-- start of SUPPLIED INFORMATION --

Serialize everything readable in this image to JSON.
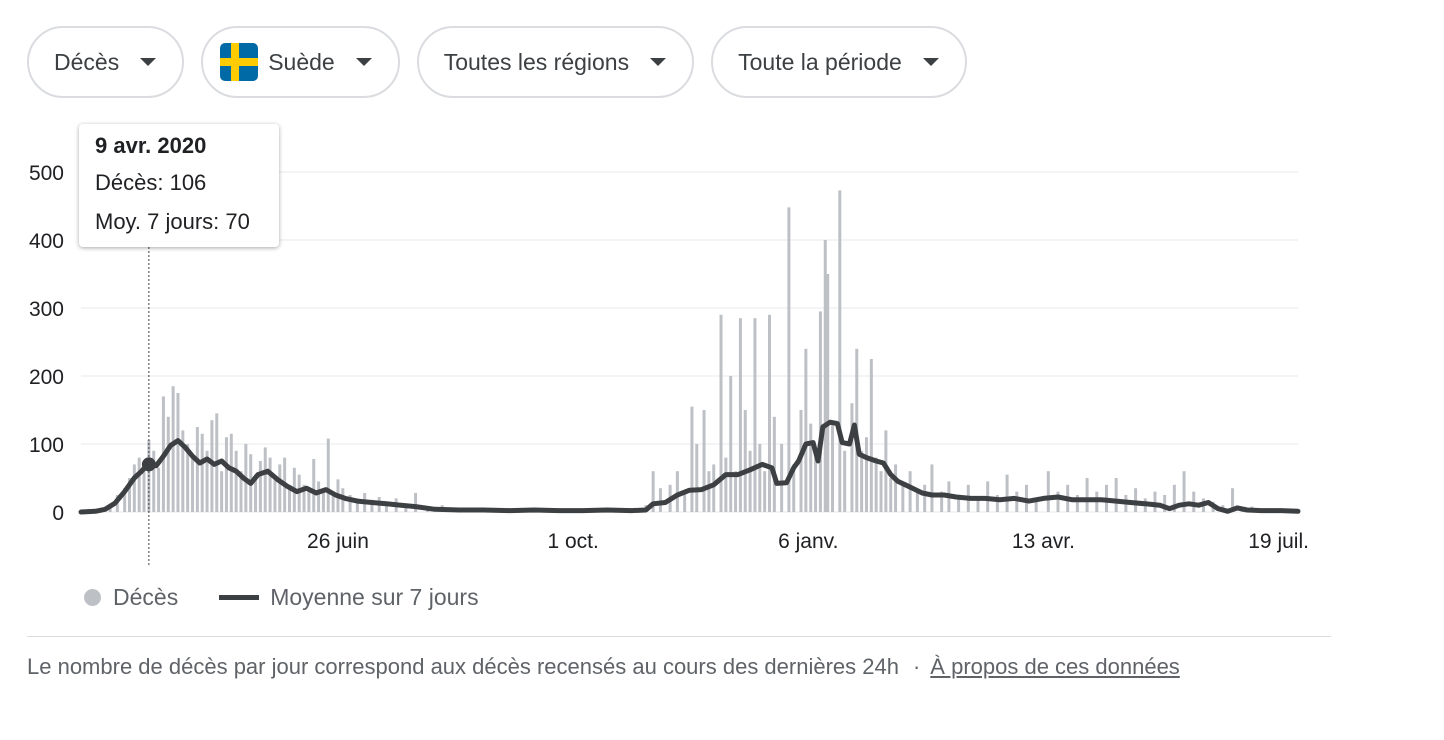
{
  "filters": {
    "metric": "Décès",
    "country": "Suède",
    "region": "Toutes les régions",
    "period": "Toute la période"
  },
  "tooltip": {
    "date": "9 avr. 2020",
    "deaths_label": "Décès: 106",
    "avg_label": "Moy. 7 jours: 70"
  },
  "legend": {
    "deaths": "Décès",
    "average": "Moyenne sur 7 jours"
  },
  "footnote": {
    "text": "Le nombre de décès par jour correspond aux décès recensés au cours des dernières 24h",
    "separator": "·",
    "link": "À propos de ces données"
  },
  "colors": {
    "bars": "#bdc1c6",
    "line": "#3c4043",
    "grid": "#e8eaed",
    "flag_blue": "#006AA7",
    "flag_yellow": "#FECC00"
  },
  "chart_data": {
    "type": "bar",
    "title": "",
    "xlabel": "",
    "ylabel": "",
    "ylim": [
      0,
      500
    ],
    "yticks": [
      0,
      100,
      200,
      300,
      400,
      500
    ],
    "xlim": [
      "2020-03-12",
      "2021-07-27"
    ],
    "xticks": [
      {
        "date": "2020-06-26",
        "label": "26 juin"
      },
      {
        "date": "2020-10-01",
        "label": "1 oct."
      },
      {
        "date": "2021-01-06",
        "label": "6 janv."
      },
      {
        "date": "2021-04-13",
        "label": "13 avr."
      },
      {
        "date": "2021-07-19",
        "label": "19 juil."
      }
    ],
    "grid": true,
    "legend_position": "bottom-left",
    "highlight": {
      "date": "2020-04-09",
      "deaths": 106,
      "avg7": 70
    },
    "series": [
      {
        "name": "Décès",
        "style": "bar",
        "points": [
          [
            "2020-03-20",
            5
          ],
          [
            "2020-03-24",
            12
          ],
          [
            "2020-03-27",
            25
          ],
          [
            "2020-03-30",
            35
          ],
          [
            "2020-04-01",
            50
          ],
          [
            "2020-04-03",
            70
          ],
          [
            "2020-04-05",
            80
          ],
          [
            "2020-04-07",
            60
          ],
          [
            "2020-04-09",
            106
          ],
          [
            "2020-04-11",
            90
          ],
          [
            "2020-04-13",
            65
          ],
          [
            "2020-04-15",
            170
          ],
          [
            "2020-04-17",
            140
          ],
          [
            "2020-04-19",
            185
          ],
          [
            "2020-04-21",
            175
          ],
          [
            "2020-04-23",
            120
          ],
          [
            "2020-04-25",
            100
          ],
          [
            "2020-04-27",
            80
          ],
          [
            "2020-04-29",
            125
          ],
          [
            "2020-05-01",
            115
          ],
          [
            "2020-05-03",
            90
          ],
          [
            "2020-05-05",
            135
          ],
          [
            "2020-05-07",
            145
          ],
          [
            "2020-05-09",
            60
          ],
          [
            "2020-05-11",
            110
          ],
          [
            "2020-05-13",
            115
          ],
          [
            "2020-05-15",
            90
          ],
          [
            "2020-05-17",
            60
          ],
          [
            "2020-05-19",
            100
          ],
          [
            "2020-05-21",
            85
          ],
          [
            "2020-05-23",
            55
          ],
          [
            "2020-05-25",
            75
          ],
          [
            "2020-05-27",
            95
          ],
          [
            "2020-05-29",
            80
          ],
          [
            "2020-05-31",
            50
          ],
          [
            "2020-06-02",
            70
          ],
          [
            "2020-06-04",
            80
          ],
          [
            "2020-06-06",
            40
          ],
          [
            "2020-06-08",
            65
          ],
          [
            "2020-06-10",
            55
          ],
          [
            "2020-06-12",
            40
          ],
          [
            "2020-06-14",
            30
          ],
          [
            "2020-06-16",
            78
          ],
          [
            "2020-06-18",
            45
          ],
          [
            "2020-06-20",
            35
          ],
          [
            "2020-06-22",
            108
          ],
          [
            "2020-06-24",
            30
          ],
          [
            "2020-06-26",
            48
          ],
          [
            "2020-06-28",
            35
          ],
          [
            "2020-07-01",
            25
          ],
          [
            "2020-07-04",
            20
          ],
          [
            "2020-07-07",
            28
          ],
          [
            "2020-07-10",
            18
          ],
          [
            "2020-07-13",
            22
          ],
          [
            "2020-07-16",
            15
          ],
          [
            "2020-07-20",
            20
          ],
          [
            "2020-07-24",
            12
          ],
          [
            "2020-07-28",
            28
          ],
          [
            "2020-08-02",
            8
          ],
          [
            "2020-08-08",
            10
          ],
          [
            "2020-08-15",
            6
          ],
          [
            "2020-08-22",
            5
          ],
          [
            "2020-08-29",
            4
          ],
          [
            "2020-09-05",
            3
          ],
          [
            "2020-09-12",
            4
          ],
          [
            "2020-09-19",
            3
          ],
          [
            "2020-09-26",
            2
          ],
          [
            "2020-10-03",
            3
          ],
          [
            "2020-10-10",
            4
          ],
          [
            "2020-10-17",
            5
          ],
          [
            "2020-10-24",
            6
          ],
          [
            "2020-10-31",
            10
          ],
          [
            "2020-11-03",
            60
          ],
          [
            "2020-11-06",
            35
          ],
          [
            "2020-11-10",
            40
          ],
          [
            "2020-11-13",
            60
          ],
          [
            "2020-11-16",
            30
          ],
          [
            "2020-11-19",
            155
          ],
          [
            "2020-11-21",
            100
          ],
          [
            "2020-11-24",
            150
          ],
          [
            "2020-11-26",
            60
          ],
          [
            "2020-11-28",
            70
          ],
          [
            "2020-12-01",
            290
          ],
          [
            "2020-12-03",
            80
          ],
          [
            "2020-12-05",
            200
          ],
          [
            "2020-12-07",
            60
          ],
          [
            "2020-12-09",
            285
          ],
          [
            "2020-12-11",
            150
          ],
          [
            "2020-12-13",
            90
          ],
          [
            "2020-12-15",
            285
          ],
          [
            "2020-12-17",
            100
          ],
          [
            "2020-12-19",
            60
          ],
          [
            "2020-12-21",
            290
          ],
          [
            "2020-12-23",
            140
          ],
          [
            "2020-12-26",
            100
          ],
          [
            "2020-12-29",
            448
          ],
          [
            "2020-12-31",
            70
          ],
          [
            "2021-01-03",
            150
          ],
          [
            "2021-01-05",
            240
          ],
          [
            "2021-01-07",
            130
          ],
          [
            "2021-01-09",
            80
          ],
          [
            "2021-01-11",
            295
          ],
          [
            "2021-01-13",
            400
          ],
          [
            "2021-01-14",
            350
          ],
          [
            "2021-01-16",
            130
          ],
          [
            "2021-01-19",
            473
          ],
          [
            "2021-01-21",
            90
          ],
          [
            "2021-01-24",
            160
          ],
          [
            "2021-01-26",
            240
          ],
          [
            "2021-01-28",
            90
          ],
          [
            "2021-01-30",
            110
          ],
          [
            "2021-02-01",
            225
          ],
          [
            "2021-02-03",
            80
          ],
          [
            "2021-02-05",
            60
          ],
          [
            "2021-02-07",
            120
          ],
          [
            "2021-02-09",
            50
          ],
          [
            "2021-02-11",
            70
          ],
          [
            "2021-02-14",
            40
          ],
          [
            "2021-02-17",
            60
          ],
          [
            "2021-02-20",
            30
          ],
          [
            "2021-02-23",
            40
          ],
          [
            "2021-02-26",
            70
          ],
          [
            "2021-03-02",
            30
          ],
          [
            "2021-03-05",
            45
          ],
          [
            "2021-03-09",
            25
          ],
          [
            "2021-03-13",
            40
          ],
          [
            "2021-03-17",
            20
          ],
          [
            "2021-03-21",
            45
          ],
          [
            "2021-03-25",
            25
          ],
          [
            "2021-03-29",
            55
          ],
          [
            "2021-04-02",
            30
          ],
          [
            "2021-04-06",
            40
          ],
          [
            "2021-04-10",
            20
          ],
          [
            "2021-04-15",
            60
          ],
          [
            "2021-04-19",
            30
          ],
          [
            "2021-04-23",
            40
          ],
          [
            "2021-04-27",
            25
          ],
          [
            "2021-05-01",
            50
          ],
          [
            "2021-05-05",
            30
          ],
          [
            "2021-05-09",
            40
          ],
          [
            "2021-05-13",
            50
          ],
          [
            "2021-05-17",
            25
          ],
          [
            "2021-05-21",
            35
          ],
          [
            "2021-05-25",
            20
          ],
          [
            "2021-05-29",
            30
          ],
          [
            "2021-06-02",
            25
          ],
          [
            "2021-06-06",
            40
          ],
          [
            "2021-06-10",
            60
          ],
          [
            "2021-06-14",
            30
          ],
          [
            "2021-06-18",
            20
          ],
          [
            "2021-06-22",
            15
          ],
          [
            "2021-06-26",
            10
          ],
          [
            "2021-06-30",
            35
          ],
          [
            "2021-07-04",
            5
          ],
          [
            "2021-07-08",
            8
          ],
          [
            "2021-07-12",
            5
          ],
          [
            "2021-07-16",
            3
          ],
          [
            "2021-07-20",
            2
          ],
          [
            "2021-07-24",
            2
          ]
        ]
      },
      {
        "name": "Moyenne sur 7 jours",
        "style": "line",
        "points": [
          [
            "2020-03-12",
            0
          ],
          [
            "2020-03-18",
            1
          ],
          [
            "2020-03-22",
            4
          ],
          [
            "2020-03-26",
            13
          ],
          [
            "2020-03-30",
            30
          ],
          [
            "2020-04-03",
            50
          ],
          [
            "2020-04-06",
            60
          ],
          [
            "2020-04-08",
            68
          ],
          [
            "2020-04-09",
            70
          ],
          [
            "2020-04-12",
            68
          ],
          [
            "2020-04-15",
            82
          ],
          [
            "2020-04-18",
            98
          ],
          [
            "2020-04-21",
            105
          ],
          [
            "2020-04-24",
            95
          ],
          [
            "2020-04-27",
            82
          ],
          [
            "2020-04-30",
            72
          ],
          [
            "2020-05-03",
            78
          ],
          [
            "2020-05-06",
            70
          ],
          [
            "2020-05-09",
            75
          ],
          [
            "2020-05-12",
            65
          ],
          [
            "2020-05-15",
            60
          ],
          [
            "2020-05-18",
            50
          ],
          [
            "2020-05-21",
            42
          ],
          [
            "2020-05-24",
            55
          ],
          [
            "2020-05-28",
            60
          ],
          [
            "2020-06-01",
            48
          ],
          [
            "2020-06-05",
            38
          ],
          [
            "2020-06-09",
            30
          ],
          [
            "2020-06-13",
            35
          ],
          [
            "2020-06-17",
            28
          ],
          [
            "2020-06-21",
            33
          ],
          [
            "2020-06-25",
            25
          ],
          [
            "2020-06-29",
            20
          ],
          [
            "2020-07-04",
            16
          ],
          [
            "2020-07-10",
            14
          ],
          [
            "2020-07-16",
            12
          ],
          [
            "2020-07-22",
            10
          ],
          [
            "2020-07-28",
            8
          ],
          [
            "2020-08-05",
            4
          ],
          [
            "2020-08-15",
            3
          ],
          [
            "2020-08-25",
            3
          ],
          [
            "2020-09-05",
            2
          ],
          [
            "2020-09-15",
            3
          ],
          [
            "2020-09-25",
            2
          ],
          [
            "2020-10-05",
            2
          ],
          [
            "2020-10-15",
            3
          ],
          [
            "2020-10-25",
            2
          ],
          [
            "2020-10-31",
            3
          ],
          [
            "2020-11-03",
            12
          ],
          [
            "2020-11-08",
            14
          ],
          [
            "2020-11-13",
            25
          ],
          [
            "2020-11-18",
            32
          ],
          [
            "2020-11-23",
            33
          ],
          [
            "2020-11-28",
            40
          ],
          [
            "2020-12-03",
            55
          ],
          [
            "2020-12-08",
            55
          ],
          [
            "2020-12-13",
            62
          ],
          [
            "2020-12-18",
            70
          ],
          [
            "2020-12-22",
            65
          ],
          [
            "2020-12-24",
            42
          ],
          [
            "2020-12-28",
            43
          ],
          [
            "2020-12-31",
            65
          ],
          [
            "2021-01-02",
            75
          ],
          [
            "2021-01-05",
            100
          ],
          [
            "2021-01-08",
            102
          ],
          [
            "2021-01-10",
            75
          ],
          [
            "2021-01-12",
            125
          ],
          [
            "2021-01-15",
            132
          ],
          [
            "2021-01-18",
            130
          ],
          [
            "2021-01-20",
            102
          ],
          [
            "2021-01-23",
            100
          ],
          [
            "2021-01-25",
            128
          ],
          [
            "2021-01-27",
            85
          ],
          [
            "2021-01-30",
            80
          ],
          [
            "2021-02-03",
            75
          ],
          [
            "2021-02-06",
            72
          ],
          [
            "2021-02-09",
            55
          ],
          [
            "2021-02-12",
            45
          ],
          [
            "2021-02-15",
            40
          ],
          [
            "2021-02-18",
            35
          ],
          [
            "2021-02-22",
            28
          ],
          [
            "2021-02-26",
            25
          ],
          [
            "2021-03-03",
            25
          ],
          [
            "2021-03-08",
            22
          ],
          [
            "2021-03-14",
            20
          ],
          [
            "2021-03-20",
            20
          ],
          [
            "2021-03-26",
            18
          ],
          [
            "2021-04-01",
            20
          ],
          [
            "2021-04-07",
            16
          ],
          [
            "2021-04-13",
            20
          ],
          [
            "2021-04-19",
            22
          ],
          [
            "2021-04-25",
            18
          ],
          [
            "2021-05-01",
            18
          ],
          [
            "2021-05-07",
            18
          ],
          [
            "2021-05-13",
            16
          ],
          [
            "2021-05-19",
            14
          ],
          [
            "2021-05-25",
            12
          ],
          [
            "2021-05-31",
            10
          ],
          [
            "2021-06-04",
            5
          ],
          [
            "2021-06-08",
            10
          ],
          [
            "2021-06-12",
            12
          ],
          [
            "2021-06-16",
            10
          ],
          [
            "2021-06-20",
            14
          ],
          [
            "2021-06-24",
            5
          ],
          [
            "2021-06-28",
            1
          ],
          [
            "2021-07-02",
            6
          ],
          [
            "2021-07-06",
            3
          ],
          [
            "2021-07-12",
            2
          ],
          [
            "2021-07-20",
            2
          ],
          [
            "2021-07-27",
            1
          ]
        ]
      }
    ]
  }
}
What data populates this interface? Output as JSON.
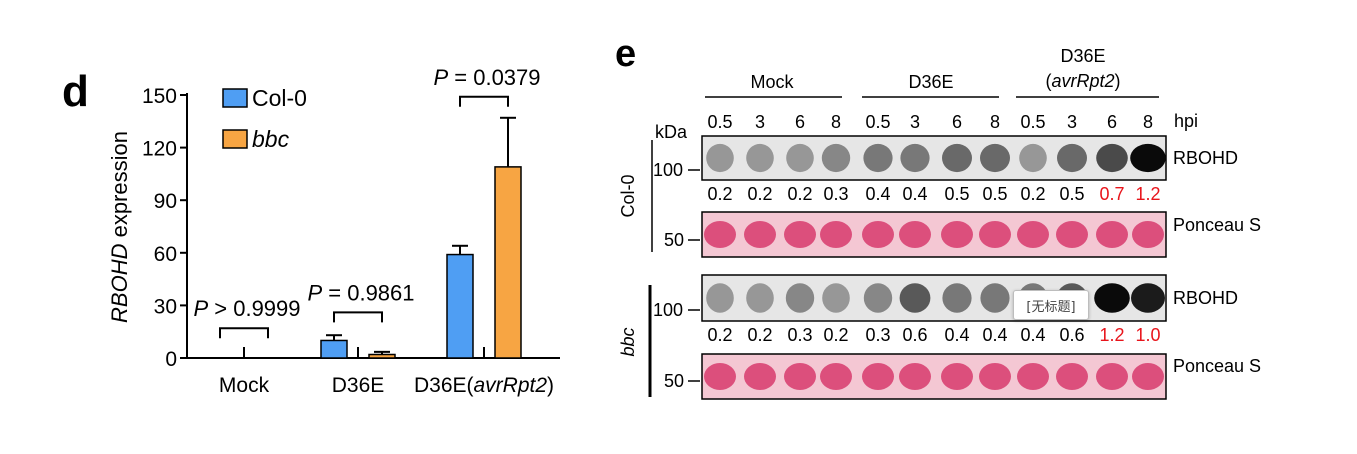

-- end of SUPPLIED INFORMATION --

WHAT YOU ARE ASKED TO DO. In the records above, find the lines containing "JSON" and copy them.

SOLUTION FOR THIS TASK.
Serialize everything readable in this image to JSON.
What data populates this interface? Output as JSON.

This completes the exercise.